Reply with one number: how many lines contain the word "Reticular".

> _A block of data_
=-=-=
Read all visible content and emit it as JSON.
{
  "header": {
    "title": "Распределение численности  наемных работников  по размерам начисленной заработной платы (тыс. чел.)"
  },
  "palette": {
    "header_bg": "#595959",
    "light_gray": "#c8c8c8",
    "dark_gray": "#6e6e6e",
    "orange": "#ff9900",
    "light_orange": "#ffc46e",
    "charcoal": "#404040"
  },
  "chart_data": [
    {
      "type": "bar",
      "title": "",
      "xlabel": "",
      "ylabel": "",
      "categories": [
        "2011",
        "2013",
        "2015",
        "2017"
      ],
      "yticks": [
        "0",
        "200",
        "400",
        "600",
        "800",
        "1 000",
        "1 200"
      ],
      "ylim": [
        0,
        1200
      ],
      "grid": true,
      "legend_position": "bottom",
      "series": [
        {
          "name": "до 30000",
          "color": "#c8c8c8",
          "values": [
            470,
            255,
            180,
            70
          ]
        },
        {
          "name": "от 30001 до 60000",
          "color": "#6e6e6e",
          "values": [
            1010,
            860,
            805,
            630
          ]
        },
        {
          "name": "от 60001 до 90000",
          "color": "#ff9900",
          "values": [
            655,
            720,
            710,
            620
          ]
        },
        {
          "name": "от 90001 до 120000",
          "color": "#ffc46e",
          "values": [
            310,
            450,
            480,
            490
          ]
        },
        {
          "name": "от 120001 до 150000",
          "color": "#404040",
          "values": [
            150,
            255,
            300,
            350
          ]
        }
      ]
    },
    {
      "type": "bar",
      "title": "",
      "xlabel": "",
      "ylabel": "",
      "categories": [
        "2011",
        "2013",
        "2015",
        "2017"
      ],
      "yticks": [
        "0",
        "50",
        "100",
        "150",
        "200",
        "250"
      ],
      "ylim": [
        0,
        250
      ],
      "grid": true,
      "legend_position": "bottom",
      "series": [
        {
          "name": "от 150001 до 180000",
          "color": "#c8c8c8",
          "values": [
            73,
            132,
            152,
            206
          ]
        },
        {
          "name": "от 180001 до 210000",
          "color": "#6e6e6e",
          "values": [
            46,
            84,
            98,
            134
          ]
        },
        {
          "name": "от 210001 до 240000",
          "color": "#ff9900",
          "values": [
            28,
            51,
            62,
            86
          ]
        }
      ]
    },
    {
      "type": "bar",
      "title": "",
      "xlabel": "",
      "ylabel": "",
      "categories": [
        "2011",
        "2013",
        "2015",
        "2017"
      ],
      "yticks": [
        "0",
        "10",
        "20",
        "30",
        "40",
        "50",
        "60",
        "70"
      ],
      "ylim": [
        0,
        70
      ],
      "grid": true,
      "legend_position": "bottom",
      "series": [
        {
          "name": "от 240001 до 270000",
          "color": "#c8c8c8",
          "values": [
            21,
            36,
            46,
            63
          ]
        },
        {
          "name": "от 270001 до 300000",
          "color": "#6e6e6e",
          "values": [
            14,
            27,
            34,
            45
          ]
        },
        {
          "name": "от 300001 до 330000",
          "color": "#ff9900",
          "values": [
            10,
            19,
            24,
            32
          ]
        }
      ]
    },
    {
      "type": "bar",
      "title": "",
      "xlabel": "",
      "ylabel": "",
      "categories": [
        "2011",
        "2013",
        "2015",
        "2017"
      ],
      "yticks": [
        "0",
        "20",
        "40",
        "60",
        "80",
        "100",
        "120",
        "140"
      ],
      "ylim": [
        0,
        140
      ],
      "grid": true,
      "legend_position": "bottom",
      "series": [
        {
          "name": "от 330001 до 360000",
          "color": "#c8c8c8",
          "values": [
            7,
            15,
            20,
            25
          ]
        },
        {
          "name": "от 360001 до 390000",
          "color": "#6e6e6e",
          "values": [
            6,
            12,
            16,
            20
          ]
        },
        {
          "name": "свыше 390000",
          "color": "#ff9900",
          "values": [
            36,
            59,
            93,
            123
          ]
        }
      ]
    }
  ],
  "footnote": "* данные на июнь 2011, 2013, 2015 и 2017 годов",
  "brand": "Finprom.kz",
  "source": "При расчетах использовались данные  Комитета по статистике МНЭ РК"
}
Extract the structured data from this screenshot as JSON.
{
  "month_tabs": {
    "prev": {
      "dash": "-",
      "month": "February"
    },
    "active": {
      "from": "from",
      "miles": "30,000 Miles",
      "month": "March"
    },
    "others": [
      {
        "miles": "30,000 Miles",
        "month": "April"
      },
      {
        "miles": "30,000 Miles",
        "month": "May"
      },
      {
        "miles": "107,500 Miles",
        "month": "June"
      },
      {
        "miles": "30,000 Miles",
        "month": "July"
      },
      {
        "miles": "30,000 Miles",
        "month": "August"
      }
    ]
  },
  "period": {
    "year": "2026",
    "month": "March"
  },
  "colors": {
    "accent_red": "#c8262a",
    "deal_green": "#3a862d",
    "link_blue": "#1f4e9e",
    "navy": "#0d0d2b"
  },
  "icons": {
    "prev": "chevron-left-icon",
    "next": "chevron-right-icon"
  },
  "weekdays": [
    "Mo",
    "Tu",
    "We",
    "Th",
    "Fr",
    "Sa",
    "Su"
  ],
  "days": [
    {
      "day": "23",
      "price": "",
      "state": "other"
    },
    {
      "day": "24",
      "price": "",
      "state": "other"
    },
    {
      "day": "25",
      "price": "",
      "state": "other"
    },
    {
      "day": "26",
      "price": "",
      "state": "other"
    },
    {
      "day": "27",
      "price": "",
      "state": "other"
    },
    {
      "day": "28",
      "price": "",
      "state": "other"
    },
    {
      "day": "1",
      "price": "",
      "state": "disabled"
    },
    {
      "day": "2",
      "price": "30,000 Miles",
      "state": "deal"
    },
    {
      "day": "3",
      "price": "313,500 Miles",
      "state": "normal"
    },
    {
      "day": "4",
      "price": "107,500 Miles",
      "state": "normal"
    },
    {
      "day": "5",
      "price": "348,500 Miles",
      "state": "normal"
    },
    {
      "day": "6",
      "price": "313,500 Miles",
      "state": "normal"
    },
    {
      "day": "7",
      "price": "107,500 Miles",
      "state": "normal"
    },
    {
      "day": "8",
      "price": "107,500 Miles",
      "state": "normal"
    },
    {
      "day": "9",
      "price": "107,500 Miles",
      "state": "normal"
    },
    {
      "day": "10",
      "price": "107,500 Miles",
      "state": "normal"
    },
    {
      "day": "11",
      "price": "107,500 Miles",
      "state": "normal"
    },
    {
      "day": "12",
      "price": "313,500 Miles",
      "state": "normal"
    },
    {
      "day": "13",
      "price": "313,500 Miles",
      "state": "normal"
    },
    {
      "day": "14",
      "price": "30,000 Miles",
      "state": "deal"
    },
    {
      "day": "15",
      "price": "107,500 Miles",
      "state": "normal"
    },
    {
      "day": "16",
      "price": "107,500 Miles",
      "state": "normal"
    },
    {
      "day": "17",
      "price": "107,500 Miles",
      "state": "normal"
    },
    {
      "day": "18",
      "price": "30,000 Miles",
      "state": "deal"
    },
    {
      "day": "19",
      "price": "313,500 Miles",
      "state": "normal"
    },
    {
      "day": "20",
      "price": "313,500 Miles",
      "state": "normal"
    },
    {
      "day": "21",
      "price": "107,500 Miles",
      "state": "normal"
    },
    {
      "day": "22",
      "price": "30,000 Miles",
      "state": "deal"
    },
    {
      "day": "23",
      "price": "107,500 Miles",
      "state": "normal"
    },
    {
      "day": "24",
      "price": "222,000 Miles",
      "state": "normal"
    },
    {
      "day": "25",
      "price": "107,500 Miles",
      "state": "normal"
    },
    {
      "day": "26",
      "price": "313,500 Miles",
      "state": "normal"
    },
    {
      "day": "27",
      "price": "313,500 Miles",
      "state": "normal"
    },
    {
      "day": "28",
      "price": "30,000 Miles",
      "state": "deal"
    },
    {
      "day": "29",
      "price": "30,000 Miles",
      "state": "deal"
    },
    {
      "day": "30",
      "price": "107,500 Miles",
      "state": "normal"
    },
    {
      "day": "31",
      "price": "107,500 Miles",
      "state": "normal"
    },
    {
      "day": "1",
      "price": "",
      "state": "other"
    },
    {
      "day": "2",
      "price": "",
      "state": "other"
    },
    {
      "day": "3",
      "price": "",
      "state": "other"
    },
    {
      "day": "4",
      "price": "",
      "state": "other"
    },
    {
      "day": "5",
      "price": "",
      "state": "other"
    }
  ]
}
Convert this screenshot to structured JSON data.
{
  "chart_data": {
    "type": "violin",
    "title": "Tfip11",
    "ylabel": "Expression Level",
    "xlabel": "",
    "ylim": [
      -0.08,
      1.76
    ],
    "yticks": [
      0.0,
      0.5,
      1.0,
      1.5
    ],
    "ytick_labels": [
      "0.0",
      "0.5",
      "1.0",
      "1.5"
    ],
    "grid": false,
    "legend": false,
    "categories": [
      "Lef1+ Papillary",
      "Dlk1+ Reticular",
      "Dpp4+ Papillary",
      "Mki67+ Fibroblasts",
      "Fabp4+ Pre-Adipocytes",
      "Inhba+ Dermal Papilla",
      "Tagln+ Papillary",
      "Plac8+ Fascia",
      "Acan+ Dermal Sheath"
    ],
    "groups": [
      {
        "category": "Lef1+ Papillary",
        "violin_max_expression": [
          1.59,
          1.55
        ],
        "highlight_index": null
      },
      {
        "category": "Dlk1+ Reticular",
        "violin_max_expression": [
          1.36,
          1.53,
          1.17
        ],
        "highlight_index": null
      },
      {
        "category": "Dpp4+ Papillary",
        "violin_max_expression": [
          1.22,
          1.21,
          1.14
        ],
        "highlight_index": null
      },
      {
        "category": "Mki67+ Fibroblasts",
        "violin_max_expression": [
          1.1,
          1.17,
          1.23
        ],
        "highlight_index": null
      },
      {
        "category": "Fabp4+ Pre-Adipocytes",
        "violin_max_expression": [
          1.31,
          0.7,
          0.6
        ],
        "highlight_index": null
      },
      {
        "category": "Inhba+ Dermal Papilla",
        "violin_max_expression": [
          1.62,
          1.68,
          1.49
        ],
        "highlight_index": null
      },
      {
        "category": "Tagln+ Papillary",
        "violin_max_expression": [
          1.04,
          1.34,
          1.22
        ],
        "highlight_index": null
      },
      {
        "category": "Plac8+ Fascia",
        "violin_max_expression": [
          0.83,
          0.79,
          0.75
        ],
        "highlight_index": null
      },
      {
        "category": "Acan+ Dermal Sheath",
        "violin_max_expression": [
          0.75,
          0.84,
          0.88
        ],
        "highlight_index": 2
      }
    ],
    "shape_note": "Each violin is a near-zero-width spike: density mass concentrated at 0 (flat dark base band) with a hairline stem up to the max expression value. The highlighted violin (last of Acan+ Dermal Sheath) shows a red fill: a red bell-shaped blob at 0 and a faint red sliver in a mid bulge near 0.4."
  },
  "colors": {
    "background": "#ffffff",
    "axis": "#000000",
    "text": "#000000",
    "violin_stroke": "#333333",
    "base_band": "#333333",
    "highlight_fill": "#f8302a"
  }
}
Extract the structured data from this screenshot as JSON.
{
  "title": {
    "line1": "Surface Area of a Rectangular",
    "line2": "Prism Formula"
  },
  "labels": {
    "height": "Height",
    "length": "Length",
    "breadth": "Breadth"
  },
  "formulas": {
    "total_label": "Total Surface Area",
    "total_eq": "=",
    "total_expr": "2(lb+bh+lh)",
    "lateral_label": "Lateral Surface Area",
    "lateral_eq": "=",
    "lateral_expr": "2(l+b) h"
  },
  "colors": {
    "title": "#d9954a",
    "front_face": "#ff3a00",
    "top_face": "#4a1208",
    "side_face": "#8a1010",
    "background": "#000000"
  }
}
=-=-=
> _WORKED ANSWER_
2